• Job:
Wherever the string "cũng" occurs in a line of these records, report that line.

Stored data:

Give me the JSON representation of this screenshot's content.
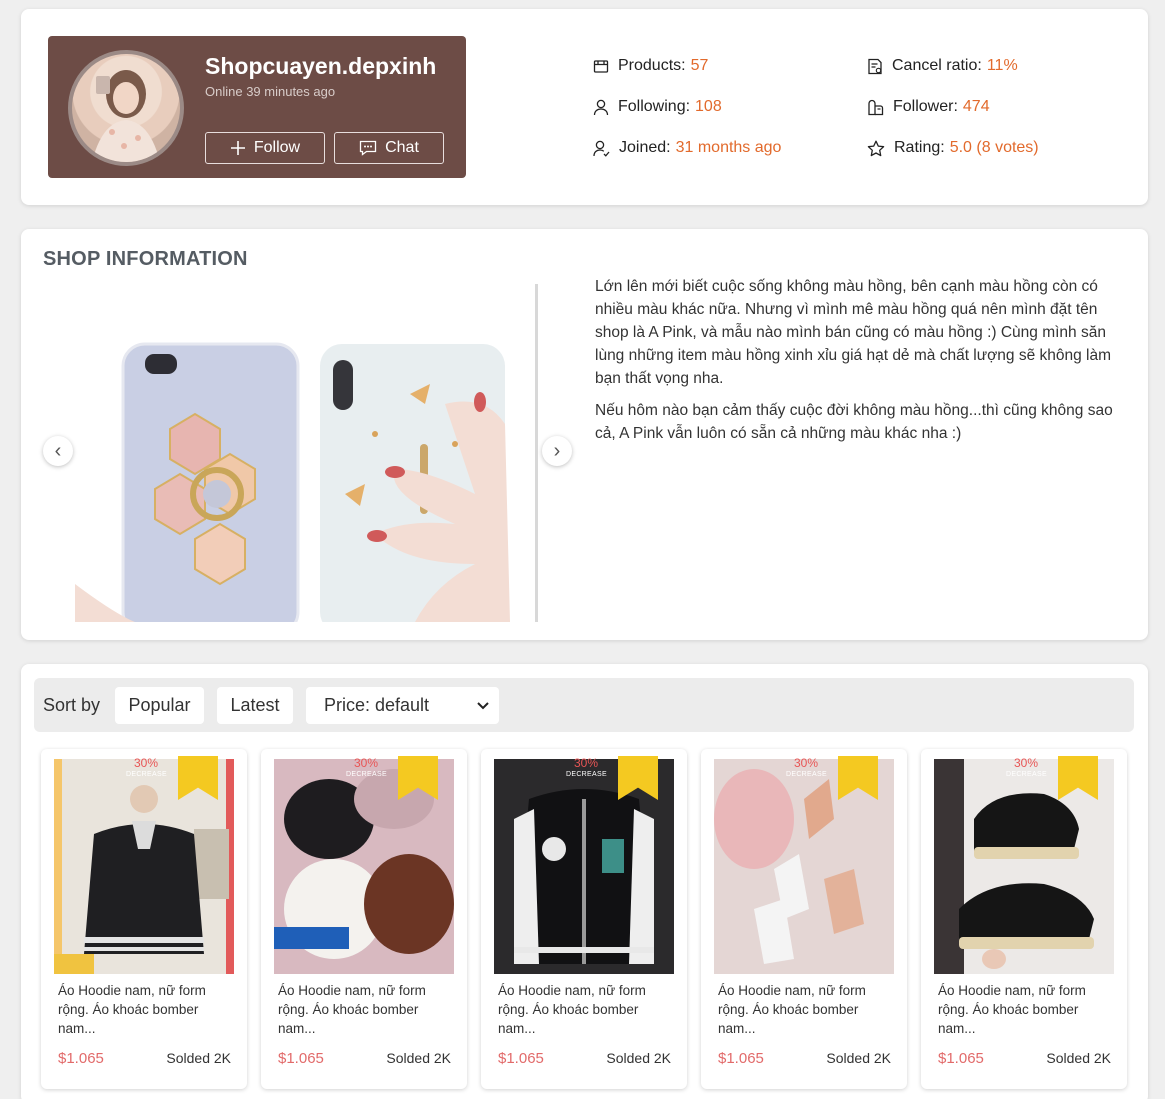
{
  "shop": {
    "name": "Shopcuayen.depxinh",
    "online": "Online 39 minutes ago",
    "follow_label": "Follow",
    "chat_label": "Chat"
  },
  "stats": {
    "products_label": "Products:",
    "products_value": "57",
    "following_label": "Following:",
    "following_value": "108",
    "joined_label": "Joined:",
    "joined_value": "31 months ago",
    "cancel_label": "Cancel ratio:",
    "cancel_value": "11%",
    "follower_label": "Follower:",
    "follower_value": "474",
    "rating_label": "Rating:",
    "rating_value": "5.0 (8 votes)"
  },
  "info": {
    "title": "SHOP INFORMATION",
    "prev_arrow": "‹",
    "next_arrow": "›",
    "paragraph1": "Lớn lên mới biết cuộc sống không màu hồng, bên cạnh màu hồng còn có nhiều màu khác nữa. Nhưng vì mình mê màu hồng quá nên mình đặt tên shop là A Pink, và mẫu nào mình bán cũng có màu hồng :) Cùng mình săn lùng những item màu hồng xinh xỉu giá hạt dẻ mà chất lượng sẽ không làm bạn thất vọng nha.",
    "paragraph2": "Nếu hôm nào bạn cảm thấy cuộc đời không màu hồng...thì cũng không sao cả, A Pink vẫn luôn có sẵn cả những màu khác nha :)"
  },
  "sort": {
    "label": "Sort by",
    "popular": "Popular",
    "latest": "Latest",
    "price": "Price: default",
    "chevron": "⌄"
  },
  "products": [
    {
      "name": "Áo Hoodie nam, nữ form rộng. Áo khoác bomber nam...",
      "price": "$1.065",
      "sold": "Solded 2K",
      "discount": "30%",
      "discount_sub": "DECREASE"
    },
    {
      "name": "Áo Hoodie nam, nữ form rộng. Áo khoác bomber nam...",
      "price": "$1.065",
      "sold": "Solded 2K",
      "discount": "30%",
      "discount_sub": "DECREASE"
    },
    {
      "name": "Áo Hoodie nam, nữ form rộng. Áo khoác bomber nam...",
      "price": "$1.065",
      "sold": "Solded 2K",
      "discount": "30%",
      "discount_sub": "DECREASE"
    },
    {
      "name": "Áo Hoodie nam, nữ form rộng. Áo khoác bomber nam...",
      "price": "$1.065",
      "sold": "Solded 2K",
      "discount": "30%",
      "discount_sub": "DECREASE"
    },
    {
      "name": "Áo Hoodie nam, nữ form rộng. Áo khoác bomber nam...",
      "price": "$1.065",
      "sold": "Solded 2K",
      "discount": "30%",
      "discount_sub": "DECREASE"
    }
  ],
  "colors": {
    "shop_box": "#6d4c46",
    "accent": "#e26a2c",
    "badge": "#f4c921",
    "price": "#e26a6a"
  }
}
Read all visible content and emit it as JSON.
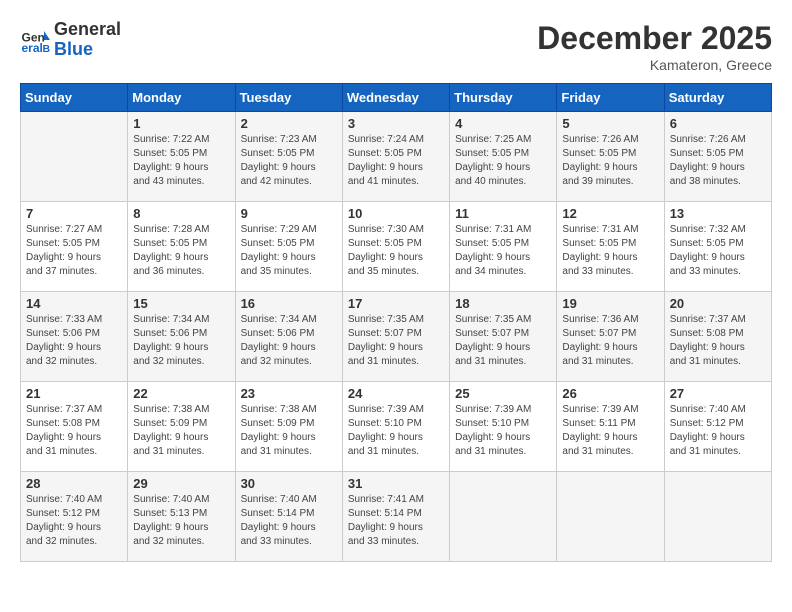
{
  "header": {
    "logo_line1": "General",
    "logo_line2": "Blue",
    "month": "December 2025",
    "location": "Kamateron, Greece"
  },
  "weekdays": [
    "Sunday",
    "Monday",
    "Tuesday",
    "Wednesday",
    "Thursday",
    "Friday",
    "Saturday"
  ],
  "weeks": [
    [
      {
        "day": "",
        "info": ""
      },
      {
        "day": "1",
        "info": "Sunrise: 7:22 AM\nSunset: 5:05 PM\nDaylight: 9 hours\nand 43 minutes."
      },
      {
        "day": "2",
        "info": "Sunrise: 7:23 AM\nSunset: 5:05 PM\nDaylight: 9 hours\nand 42 minutes."
      },
      {
        "day": "3",
        "info": "Sunrise: 7:24 AM\nSunset: 5:05 PM\nDaylight: 9 hours\nand 41 minutes."
      },
      {
        "day": "4",
        "info": "Sunrise: 7:25 AM\nSunset: 5:05 PM\nDaylight: 9 hours\nand 40 minutes."
      },
      {
        "day": "5",
        "info": "Sunrise: 7:26 AM\nSunset: 5:05 PM\nDaylight: 9 hours\nand 39 minutes."
      },
      {
        "day": "6",
        "info": "Sunrise: 7:26 AM\nSunset: 5:05 PM\nDaylight: 9 hours\nand 38 minutes."
      }
    ],
    [
      {
        "day": "7",
        "info": "Sunrise: 7:27 AM\nSunset: 5:05 PM\nDaylight: 9 hours\nand 37 minutes."
      },
      {
        "day": "8",
        "info": "Sunrise: 7:28 AM\nSunset: 5:05 PM\nDaylight: 9 hours\nand 36 minutes."
      },
      {
        "day": "9",
        "info": "Sunrise: 7:29 AM\nSunset: 5:05 PM\nDaylight: 9 hours\nand 35 minutes."
      },
      {
        "day": "10",
        "info": "Sunrise: 7:30 AM\nSunset: 5:05 PM\nDaylight: 9 hours\nand 35 minutes."
      },
      {
        "day": "11",
        "info": "Sunrise: 7:31 AM\nSunset: 5:05 PM\nDaylight: 9 hours\nand 34 minutes."
      },
      {
        "day": "12",
        "info": "Sunrise: 7:31 AM\nSunset: 5:05 PM\nDaylight: 9 hours\nand 33 minutes."
      },
      {
        "day": "13",
        "info": "Sunrise: 7:32 AM\nSunset: 5:05 PM\nDaylight: 9 hours\nand 33 minutes."
      }
    ],
    [
      {
        "day": "14",
        "info": "Sunrise: 7:33 AM\nSunset: 5:06 PM\nDaylight: 9 hours\nand 32 minutes."
      },
      {
        "day": "15",
        "info": "Sunrise: 7:34 AM\nSunset: 5:06 PM\nDaylight: 9 hours\nand 32 minutes."
      },
      {
        "day": "16",
        "info": "Sunrise: 7:34 AM\nSunset: 5:06 PM\nDaylight: 9 hours\nand 32 minutes."
      },
      {
        "day": "17",
        "info": "Sunrise: 7:35 AM\nSunset: 5:07 PM\nDaylight: 9 hours\nand 31 minutes."
      },
      {
        "day": "18",
        "info": "Sunrise: 7:35 AM\nSunset: 5:07 PM\nDaylight: 9 hours\nand 31 minutes."
      },
      {
        "day": "19",
        "info": "Sunrise: 7:36 AM\nSunset: 5:07 PM\nDaylight: 9 hours\nand 31 minutes."
      },
      {
        "day": "20",
        "info": "Sunrise: 7:37 AM\nSunset: 5:08 PM\nDaylight: 9 hours\nand 31 minutes."
      }
    ],
    [
      {
        "day": "21",
        "info": "Sunrise: 7:37 AM\nSunset: 5:08 PM\nDaylight: 9 hours\nand 31 minutes."
      },
      {
        "day": "22",
        "info": "Sunrise: 7:38 AM\nSunset: 5:09 PM\nDaylight: 9 hours\nand 31 minutes."
      },
      {
        "day": "23",
        "info": "Sunrise: 7:38 AM\nSunset: 5:09 PM\nDaylight: 9 hours\nand 31 minutes."
      },
      {
        "day": "24",
        "info": "Sunrise: 7:39 AM\nSunset: 5:10 PM\nDaylight: 9 hours\nand 31 minutes."
      },
      {
        "day": "25",
        "info": "Sunrise: 7:39 AM\nSunset: 5:10 PM\nDaylight: 9 hours\nand 31 minutes."
      },
      {
        "day": "26",
        "info": "Sunrise: 7:39 AM\nSunset: 5:11 PM\nDaylight: 9 hours\nand 31 minutes."
      },
      {
        "day": "27",
        "info": "Sunrise: 7:40 AM\nSunset: 5:12 PM\nDaylight: 9 hours\nand 31 minutes."
      }
    ],
    [
      {
        "day": "28",
        "info": "Sunrise: 7:40 AM\nSunset: 5:12 PM\nDaylight: 9 hours\nand 32 minutes."
      },
      {
        "day": "29",
        "info": "Sunrise: 7:40 AM\nSunset: 5:13 PM\nDaylight: 9 hours\nand 32 minutes."
      },
      {
        "day": "30",
        "info": "Sunrise: 7:40 AM\nSunset: 5:14 PM\nDaylight: 9 hours\nand 33 minutes."
      },
      {
        "day": "31",
        "info": "Sunrise: 7:41 AM\nSunset: 5:14 PM\nDaylight: 9 hours\nand 33 minutes."
      },
      {
        "day": "",
        "info": ""
      },
      {
        "day": "",
        "info": ""
      },
      {
        "day": "",
        "info": ""
      }
    ]
  ]
}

• Written response:
    "paragraph1": "Lớn lên mới biết cuộc sống không màu hồng, bên cạnh màu hồng còn có nhiều màu khác nữa. Nhưng vì mình mê màu hồng quá nên mình đặt tên shop là A Pink, và mẫu nào mình bán cũng có màu hồng :) Cùng mình săn lùng những item màu hồng xinh xỉu giá hạt dẻ mà chất lượng sẽ không làm bạn thất vọng nha.",
    "paragraph2": "Nếu hôm nào bạn cảm thấy cuộc đời không màu hồng...thì cũng không sao cả, A Pink vẫn luôn có sẵn cả những màu khác nha :)"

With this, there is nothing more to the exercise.